§ **Instructions to follow**
Below is a listing; reproduce each line of it exactly.

§ **Data lines**
-- START --

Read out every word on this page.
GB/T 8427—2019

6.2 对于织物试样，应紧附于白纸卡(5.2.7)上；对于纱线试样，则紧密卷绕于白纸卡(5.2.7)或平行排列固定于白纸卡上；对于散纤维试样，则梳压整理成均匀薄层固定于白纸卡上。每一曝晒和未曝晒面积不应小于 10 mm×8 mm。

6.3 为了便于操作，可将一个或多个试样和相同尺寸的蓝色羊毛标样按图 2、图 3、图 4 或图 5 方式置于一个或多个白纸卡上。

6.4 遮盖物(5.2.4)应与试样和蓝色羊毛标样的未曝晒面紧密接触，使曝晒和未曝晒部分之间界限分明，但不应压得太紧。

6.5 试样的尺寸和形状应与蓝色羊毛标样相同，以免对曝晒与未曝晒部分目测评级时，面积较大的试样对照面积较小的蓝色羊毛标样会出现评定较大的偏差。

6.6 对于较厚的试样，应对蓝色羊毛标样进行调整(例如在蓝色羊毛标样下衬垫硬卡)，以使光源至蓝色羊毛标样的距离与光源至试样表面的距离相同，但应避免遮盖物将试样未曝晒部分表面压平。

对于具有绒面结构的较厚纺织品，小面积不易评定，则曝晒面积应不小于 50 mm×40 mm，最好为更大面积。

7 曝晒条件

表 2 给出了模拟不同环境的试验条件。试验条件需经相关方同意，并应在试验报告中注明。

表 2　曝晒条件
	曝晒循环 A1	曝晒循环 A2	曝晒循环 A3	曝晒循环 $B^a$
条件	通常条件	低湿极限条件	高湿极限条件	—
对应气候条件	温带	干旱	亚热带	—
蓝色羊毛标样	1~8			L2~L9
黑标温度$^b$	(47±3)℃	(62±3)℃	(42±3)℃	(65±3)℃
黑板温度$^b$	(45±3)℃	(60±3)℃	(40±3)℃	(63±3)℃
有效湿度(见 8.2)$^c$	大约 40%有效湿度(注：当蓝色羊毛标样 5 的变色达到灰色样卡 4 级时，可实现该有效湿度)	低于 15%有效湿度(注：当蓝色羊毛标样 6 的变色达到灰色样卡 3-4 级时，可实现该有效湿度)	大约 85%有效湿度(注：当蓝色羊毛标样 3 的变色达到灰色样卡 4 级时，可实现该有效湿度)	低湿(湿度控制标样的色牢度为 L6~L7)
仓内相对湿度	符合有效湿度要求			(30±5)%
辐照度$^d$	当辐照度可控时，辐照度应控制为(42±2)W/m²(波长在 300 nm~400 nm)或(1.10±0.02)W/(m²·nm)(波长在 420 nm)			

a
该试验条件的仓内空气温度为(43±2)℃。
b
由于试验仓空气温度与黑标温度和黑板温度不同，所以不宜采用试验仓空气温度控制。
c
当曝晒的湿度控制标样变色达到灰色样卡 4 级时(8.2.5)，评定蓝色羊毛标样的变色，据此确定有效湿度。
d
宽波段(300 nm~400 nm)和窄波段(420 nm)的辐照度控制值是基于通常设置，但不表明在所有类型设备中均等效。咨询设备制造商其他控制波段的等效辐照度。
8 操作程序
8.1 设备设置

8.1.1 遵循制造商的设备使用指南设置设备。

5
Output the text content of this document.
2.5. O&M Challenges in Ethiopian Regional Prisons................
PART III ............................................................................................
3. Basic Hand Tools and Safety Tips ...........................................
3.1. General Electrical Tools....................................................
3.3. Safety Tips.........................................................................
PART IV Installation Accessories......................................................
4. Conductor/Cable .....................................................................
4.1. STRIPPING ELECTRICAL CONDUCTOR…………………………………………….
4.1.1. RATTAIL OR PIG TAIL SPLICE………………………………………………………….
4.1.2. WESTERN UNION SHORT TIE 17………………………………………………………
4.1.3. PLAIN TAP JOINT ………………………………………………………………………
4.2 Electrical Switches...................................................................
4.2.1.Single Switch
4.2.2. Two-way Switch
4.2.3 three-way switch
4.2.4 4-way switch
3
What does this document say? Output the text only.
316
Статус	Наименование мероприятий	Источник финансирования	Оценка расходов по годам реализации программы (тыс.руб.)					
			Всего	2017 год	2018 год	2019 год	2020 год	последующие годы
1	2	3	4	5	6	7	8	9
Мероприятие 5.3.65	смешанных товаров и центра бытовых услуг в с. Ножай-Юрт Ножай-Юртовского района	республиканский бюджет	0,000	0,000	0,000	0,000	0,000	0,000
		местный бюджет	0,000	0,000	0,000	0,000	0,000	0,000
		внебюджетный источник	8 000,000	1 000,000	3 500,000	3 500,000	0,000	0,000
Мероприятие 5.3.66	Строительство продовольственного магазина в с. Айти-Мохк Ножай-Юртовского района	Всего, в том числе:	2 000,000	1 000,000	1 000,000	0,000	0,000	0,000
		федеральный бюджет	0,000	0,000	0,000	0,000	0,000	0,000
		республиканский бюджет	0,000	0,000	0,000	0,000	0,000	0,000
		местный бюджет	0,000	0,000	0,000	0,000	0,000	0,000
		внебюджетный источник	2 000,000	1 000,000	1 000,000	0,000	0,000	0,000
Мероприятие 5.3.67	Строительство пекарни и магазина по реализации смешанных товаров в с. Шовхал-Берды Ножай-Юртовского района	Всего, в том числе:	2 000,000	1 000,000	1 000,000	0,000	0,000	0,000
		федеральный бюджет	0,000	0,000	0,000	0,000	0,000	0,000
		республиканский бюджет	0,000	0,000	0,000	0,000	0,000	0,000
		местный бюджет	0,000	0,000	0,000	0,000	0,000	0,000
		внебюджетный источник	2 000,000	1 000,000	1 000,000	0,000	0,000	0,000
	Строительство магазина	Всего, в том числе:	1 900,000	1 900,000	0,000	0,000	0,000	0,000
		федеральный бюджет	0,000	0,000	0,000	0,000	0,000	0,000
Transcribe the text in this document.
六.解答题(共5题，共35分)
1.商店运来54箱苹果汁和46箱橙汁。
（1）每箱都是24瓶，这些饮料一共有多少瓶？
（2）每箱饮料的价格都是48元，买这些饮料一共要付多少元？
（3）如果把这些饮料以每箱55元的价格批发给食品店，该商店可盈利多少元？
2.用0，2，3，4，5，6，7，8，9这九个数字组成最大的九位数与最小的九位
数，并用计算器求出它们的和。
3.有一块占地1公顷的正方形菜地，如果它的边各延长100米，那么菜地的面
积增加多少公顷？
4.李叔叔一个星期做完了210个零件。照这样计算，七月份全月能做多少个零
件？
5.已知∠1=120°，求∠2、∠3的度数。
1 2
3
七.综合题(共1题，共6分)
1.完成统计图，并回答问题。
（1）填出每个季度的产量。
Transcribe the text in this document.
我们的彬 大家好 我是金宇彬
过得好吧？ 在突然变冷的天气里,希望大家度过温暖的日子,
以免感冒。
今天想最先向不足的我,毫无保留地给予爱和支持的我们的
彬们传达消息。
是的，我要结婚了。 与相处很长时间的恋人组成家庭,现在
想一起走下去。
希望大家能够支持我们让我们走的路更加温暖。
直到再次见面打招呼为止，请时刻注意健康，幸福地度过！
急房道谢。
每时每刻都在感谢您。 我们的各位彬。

-- END --

§ **Result of this task**
Read out every word on this page.
GB/T 8427—2019

6.2 对于织物试样，应紧附于白纸卡(5.2.7)上；对于纱线试样，则紧密卷绕于白纸卡(5.2.7)或平行排列固定于白纸卡上；对于散纤维试样，则梳压整理成均匀薄层固定于白纸卡上。每一曝晒和未曝晒面积不应小于 10 mm×8 mm。

6.3 为了便于操作，可将一个或多个试样和相同尺寸的蓝色羊毛标样按图 2、图 3、图 4 或图 5 方式置于一个或多个白纸卡上。

6.4 遮盖物(5.2.4)应与试样和蓝色羊毛标样的未曝晒面紧密接触，使曝晒和未曝晒部分之间界限分明，但不应压得太紧。

6.5 试样的尺寸和形状应与蓝色羊毛标样相同，以免对曝晒与未曝晒部分目测评级时，面积较大的试样对照面积较小的蓝色羊毛标样会出现评定较大的偏差。

6.6 对于较厚的试样，应对蓝色羊毛标样进行调整(例如在蓝色羊毛标样下衬垫硬卡)，以使光源至蓝色羊毛标样的距离与光源至试样表面的距离相同，但应避免遮盖物将试样未曝晒部分表面压平。

对于具有绒面结构的较厚纺织品，小面积不易评定，则曝晒面积应不小于 50 mm×40 mm，最好为更大面积。

7 曝晒条件

表 2 给出了模拟不同环境的试验条件。试验条件需经相关方同意，并应在试验报告中注明。

表 2　曝晒条件
	曝晒循环 A1	曝晒循环 A2	曝晒循环 A3	曝晒循环 $B^a$
条件	通常条件	低湿极限条件	高湿极限条件	—
对应气候条件	温带	干旱	亚热带	—
蓝色羊毛标样	1~8			L2~L9
黑标温度$^b$	(47±3)℃	(62±3)℃	(42±3)℃	(65±3)℃
黑板温度$^b$	(45±3)℃	(60±3)℃	(40±3)℃	(63±3)℃
有效湿度(见 8.2)$^c$	大约 40%有效湿度(注：当蓝色羊毛标样 5 的变色达到灰色样卡 4 级时，可实现该有效湿度)	低于 15%有效湿度(注：当蓝色羊毛标样 6 的变色达到灰色样卡 3-4 级时，可实现该有效湿度)	大约 85%有效湿度(注：当蓝色羊毛标样 3 的变色达到灰色样卡 4 级时，可实现该有效湿度)	低湿(湿度控制标样的色牢度为 L6~L7)
仓内相对湿度	符合有效湿度要求			(30±5)%
辐照度$^d$	当辐照度可控时，辐照度应控制为(42±2)W/m²(波长在 300 nm~400 nm)或(1.10±0.02)W/(m²·nm)(波长在 420 nm)			

a
该试验条件的仓内空气温度为(43±2)℃。
b
由于试验仓空气温度与黑标温度和黑板温度不同，所以不宜采用试验仓空气温度控制。
c
当曝晒的湿度控制标样变色达到灰色样卡 4 级时(8.2.5)，评定蓝色羊毛标样的变色，据此确定有效湿度。
d
宽波段(300 nm~400 nm)和窄波段(420 nm)的辐照度控制值是基于通常设置，但不表明在所有类型设备中均等效。咨询设备制造商其他控制波段的等效辐照度。
8 操作程序
8.1 设备设置

8.1.1 遵循制造商的设备使用指南设置设备。

5
Output the text content of this document.
2.5. O&M Challenges in Ethiopian Regional Prisons................
PART III ............................................................................................
3. Basic Hand Tools and Safety Tips ...........................................
3.1. General Electrical Tools....................................................
3.3. Safety Tips.........................................................................
PART IV Installation Accessories......................................................
4. Conductor/Cable .....................................................................
4.1. STRIPPING ELECTRICAL CONDUCTOR…………………………………………….
4.1.1. RATTAIL OR PIG TAIL SPLICE………………………………………………………….
4.1.2. WESTERN UNION SHORT TIE 17………………………………………………………
4.1.3. PLAIN TAP JOINT ………………………………………………………………………
4.2 Electrical Switches...................................................................
4.2.1.Single Switch
4.2.2. Two-way Switch
4.2.3 three-way switch
4.2.4 4-way switch
3
What does this document say? Output the text only.
316
Статус	Наименование мероприятий	Источник финансирования	Оценка расходов по годам реализации программы (тыс.руб.)					
			Всего	2017 год	2018 год	2019 год	2020 год	последующие годы
1	2	3	4	5	6	7	8	9
Мероприятие 5.3.65	смешанных товаров и центра бытовых услуг в с. Ножай-Юрт Ножай-Юртовского района	республиканский бюджет	0,000	0,000	0,000	0,000	0,000	0,000
		местный бюджет	0,000	0,000	0,000	0,000	0,000	0,000
		внебюджетный источник	8 000,000	1 000,000	3 500,000	3 500,000	0,000	0,000
Мероприятие 5.3.66	Строительство продовольственного магазина в с. Айти-Мохк Ножай-Юртовского района	Всего, в том числе:	2 000,000	1 000,000	1 000,000	0,000	0,000	0,000
		федеральный бюджет	0,000	0,000	0,000	0,000	0,000	0,000
		республиканский бюджет	0,000	0,000	0,000	0,000	0,000	0,000
		местный бюджет	0,000	0,000	0,000	0,000	0,000	0,000
		внебюджетный источник	2 000,000	1 000,000	1 000,000	0,000	0,000	0,000
Мероприятие 5.3.67	Строительство пекарни и магазина по реализации смешанных товаров в с. Шовхал-Берды Ножай-Юртовского района	Всего, в том числе:	2 000,000	1 000,000	1 000,000	0,000	0,000	0,000
		федеральный бюджет	0,000	0,000	0,000	0,000	0,000	0,000
		республиканский бюджет	0,000	0,000	0,000	0,000	0,000	0,000
		местный бюджет	0,000	0,000	0,000	0,000	0,000	0,000
		внебюджетный источник	2 000,000	1 000,000	1 000,000	0,000	0,000	0,000
	Строительство магазина	Всего, в том числе:	1 900,000	1 900,000	0,000	0,000	0,000	0,000
		федеральный бюджет	0,000	0,000	0,000	0,000	0,000	0,000
Transcribe the text in this document.
六.解答题(共5题，共35分)
1.商店运来54箱苹果汁和46箱橙汁。
（1）每箱都是24瓶，这些饮料一共有多少瓶？
（2）每箱饮料的价格都是48元，买这些饮料一共要付多少元？
（3）如果把这些饮料以每箱55元的价格批发给食品店，该商店可盈利多少元？
2.用0，2，3，4，5，6，7，8，9这九个数字组成最大的九位数与最小的九位
数，并用计算器求出它们的和。
3.有一块占地1公顷的正方形菜地，如果它的边各延长100米，那么菜地的面
积增加多少公顷？
4.李叔叔一个星期做完了210个零件。照这样计算，七月份全月能做多少个零
件？
5.已知∠1=120°，求∠2、∠3的度数。
1 2
3
七.综合题(共1题，共6分)
1.完成统计图，并回答问题。
（1）填出每个季度的产量。
Transcribe the text in this document.
我们的彬 大家好 我是金宇彬
过得好吧？ 在突然变冷的天气里,希望大家度过温暖的日子,
以免感冒。
今天想最先向不足的我,毫无保留地给予爱和支持的我们的
彬们传达消息。
是的，我要结婚了。 与相处很长时间的恋人组成家庭,现在
想一起走下去。
希望大家能够支持我们让我们走的路更加温暖。
直到再次见面打招呼为止，请时刻注意健康，幸福地度过！
急房道谢。
每时每刻都在感谢您。 我们的各位彬。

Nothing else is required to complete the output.